___ Supplied material ___

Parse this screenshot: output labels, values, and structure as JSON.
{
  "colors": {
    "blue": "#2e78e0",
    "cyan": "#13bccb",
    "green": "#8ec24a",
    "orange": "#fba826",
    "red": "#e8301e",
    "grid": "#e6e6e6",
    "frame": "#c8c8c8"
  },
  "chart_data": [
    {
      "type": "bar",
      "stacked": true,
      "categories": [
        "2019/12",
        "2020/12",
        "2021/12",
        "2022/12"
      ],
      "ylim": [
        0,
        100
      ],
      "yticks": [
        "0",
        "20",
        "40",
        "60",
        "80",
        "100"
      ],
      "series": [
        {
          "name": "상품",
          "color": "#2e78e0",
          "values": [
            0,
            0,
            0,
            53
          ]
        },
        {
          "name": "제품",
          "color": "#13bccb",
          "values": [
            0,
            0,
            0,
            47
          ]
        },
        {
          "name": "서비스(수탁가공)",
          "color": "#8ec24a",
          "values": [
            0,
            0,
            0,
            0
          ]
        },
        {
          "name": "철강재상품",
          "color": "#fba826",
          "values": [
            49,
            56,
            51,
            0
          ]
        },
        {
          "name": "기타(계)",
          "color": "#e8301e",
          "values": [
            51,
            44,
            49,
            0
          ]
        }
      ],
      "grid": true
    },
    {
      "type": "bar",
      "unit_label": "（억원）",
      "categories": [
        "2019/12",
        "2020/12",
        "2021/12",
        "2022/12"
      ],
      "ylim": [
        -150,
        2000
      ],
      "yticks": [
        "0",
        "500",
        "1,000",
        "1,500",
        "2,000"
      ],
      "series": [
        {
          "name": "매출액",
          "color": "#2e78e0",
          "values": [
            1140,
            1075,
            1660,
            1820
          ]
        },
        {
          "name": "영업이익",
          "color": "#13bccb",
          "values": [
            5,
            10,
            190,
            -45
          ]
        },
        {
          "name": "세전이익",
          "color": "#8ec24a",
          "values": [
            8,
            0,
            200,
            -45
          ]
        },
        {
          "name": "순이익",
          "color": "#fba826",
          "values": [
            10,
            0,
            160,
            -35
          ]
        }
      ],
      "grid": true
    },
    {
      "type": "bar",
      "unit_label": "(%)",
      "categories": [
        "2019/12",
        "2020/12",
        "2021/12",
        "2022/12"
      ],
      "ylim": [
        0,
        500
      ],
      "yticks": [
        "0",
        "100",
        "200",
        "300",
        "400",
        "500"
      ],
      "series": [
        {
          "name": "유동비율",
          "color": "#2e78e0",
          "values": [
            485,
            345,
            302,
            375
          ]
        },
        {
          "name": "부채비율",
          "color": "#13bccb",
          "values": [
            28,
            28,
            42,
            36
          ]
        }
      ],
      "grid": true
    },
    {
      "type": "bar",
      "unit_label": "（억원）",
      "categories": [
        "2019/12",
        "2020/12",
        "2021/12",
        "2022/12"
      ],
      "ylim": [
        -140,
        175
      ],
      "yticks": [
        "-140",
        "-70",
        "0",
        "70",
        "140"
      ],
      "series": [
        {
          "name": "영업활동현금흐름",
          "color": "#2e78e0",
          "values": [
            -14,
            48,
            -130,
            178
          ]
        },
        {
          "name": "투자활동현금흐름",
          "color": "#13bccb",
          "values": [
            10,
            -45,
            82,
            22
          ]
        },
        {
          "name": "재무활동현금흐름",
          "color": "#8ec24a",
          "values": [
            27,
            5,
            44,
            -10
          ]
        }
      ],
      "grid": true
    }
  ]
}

___

• Direction:
Extract the complete data, matching each line exactly.

• Output for this task:
Parse this screenshot: output labels, values, and structure as JSON.
{
  "colors": {
    "blue": "#2e78e0",
    "cyan": "#13bccb",
    "green": "#8ec24a",
    "orange": "#fba826",
    "red": "#e8301e",
    "grid": "#e6e6e6",
    "frame": "#c8c8c8"
  },
  "chart_data": [
    {
      "type": "bar",
      "stacked": true,
      "categories": [
        "2019/12",
        "2020/12",
        "2021/12",
        "2022/12"
      ],
      "ylim": [
        0,
        100
      ],
      "yticks": [
        "0",
        "20",
        "40",
        "60",
        "80",
        "100"
      ],
      "series": [
        {
          "name": "상품",
          "color": "#2e78e0",
          "values": [
            0,
            0,
            0,
            53
          ]
        },
        {
          "name": "제품",
          "color": "#13bccb",
          "values": [
            0,
            0,
            0,
            47
          ]
        },
        {
          "name": "서비스(수탁가공)",
          "color": "#8ec24a",
          "values": [
            0,
            0,
            0,
            0
          ]
        },
        {
          "name": "철강재상품",
          "color": "#fba826",
          "values": [
            49,
            56,
            51,
            0
          ]
        },
        {
          "name": "기타(계)",
          "color": "#e8301e",
          "values": [
            51,
            44,
            49,
            0
          ]
        }
      ],
      "grid": true
    },
    {
      "type": "bar",
      "unit_label": "（억원）",
      "categories": [
        "2019/12",
        "2020/12",
        "2021/12",
        "2022/12"
      ],
      "ylim": [
        -150,
        2000
      ],
      "yticks": [
        "0",
        "500",
        "1,000",
        "1,500",
        "2,000"
      ],
      "series": [
        {
          "name": "매출액",
          "color": "#2e78e0",
          "values": [
            1140,
            1075,
            1660,
            1820
          ]
        },
        {
          "name": "영업이익",
          "color": "#13bccb",
          "values": [
            5,
            10,
            190,
            -45
          ]
        },
        {
          "name": "세전이익",
          "color": "#8ec24a",
          "values": [
            8,
            0,
            200,
            -45
          ]
        },
        {
          "name": "순이익",
          "color": "#fba826",
          "values": [
            10,
            0,
            160,
            -35
          ]
        }
      ],
      "grid": true
    },
    {
      "type": "bar",
      "unit_label": "(%)",
      "categories": [
        "2019/12",
        "2020/12",
        "2021/12",
        "2022/12"
      ],
      "ylim": [
        0,
        500
      ],
      "yticks": [
        "0",
        "100",
        "200",
        "300",
        "400",
        "500"
      ],
      "series": [
        {
          "name": "유동비율",
          "color": "#2e78e0",
          "values": [
            485,
            345,
            302,
            375
          ]
        },
        {
          "name": "부채비율",
          "color": "#13bccb",
          "values": [
            28,
            28,
            42,
            36
          ]
        }
      ],
      "grid": true
    },
    {
      "type": "bar",
      "unit_label": "（억원）",
      "categories": [
        "2019/12",
        "2020/12",
        "2021/12",
        "2022/12"
      ],
      "ylim": [
        -140,
        175
      ],
      "yticks": [
        "-140",
        "-70",
        "0",
        "70",
        "140"
      ],
      "series": [
        {
          "name": "영업활동현금흐름",
          "color": "#2e78e0",
          "values": [
            -14,
            48,
            -130,
            178
          ]
        },
        {
          "name": "투자활동현금흐름",
          "color": "#13bccb",
          "values": [
            10,
            -45,
            82,
            22
          ]
        },
        {
          "name": "재무활동현금흐름",
          "color": "#8ec24a",
          "values": [
            27,
            5,
            44,
            -10
          ]
        }
      ],
      "grid": true
    }
  ]
}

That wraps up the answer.